◆ THE PROBLEM ◆
Pull out all lines from the listing below in which the word "page" appears.

[Rows from a dataset]
* * * * *

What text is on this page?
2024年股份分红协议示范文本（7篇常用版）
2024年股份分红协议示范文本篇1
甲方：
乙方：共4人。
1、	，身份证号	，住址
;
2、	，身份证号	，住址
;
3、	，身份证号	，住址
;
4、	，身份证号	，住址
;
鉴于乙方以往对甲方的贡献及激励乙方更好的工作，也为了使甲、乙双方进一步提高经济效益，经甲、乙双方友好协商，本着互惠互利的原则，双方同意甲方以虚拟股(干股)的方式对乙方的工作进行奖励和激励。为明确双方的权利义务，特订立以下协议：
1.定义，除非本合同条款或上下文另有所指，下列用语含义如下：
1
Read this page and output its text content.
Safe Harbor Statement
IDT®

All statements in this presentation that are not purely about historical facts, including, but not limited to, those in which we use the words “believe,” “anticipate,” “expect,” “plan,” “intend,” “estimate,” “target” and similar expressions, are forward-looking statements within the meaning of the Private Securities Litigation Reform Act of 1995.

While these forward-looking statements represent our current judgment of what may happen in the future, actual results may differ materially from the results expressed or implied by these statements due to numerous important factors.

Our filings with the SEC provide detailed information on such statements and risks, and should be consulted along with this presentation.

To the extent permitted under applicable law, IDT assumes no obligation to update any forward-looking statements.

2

* * * * *

◆ OUTPUT ◆
What text is on this page?
Read this page and output its text content.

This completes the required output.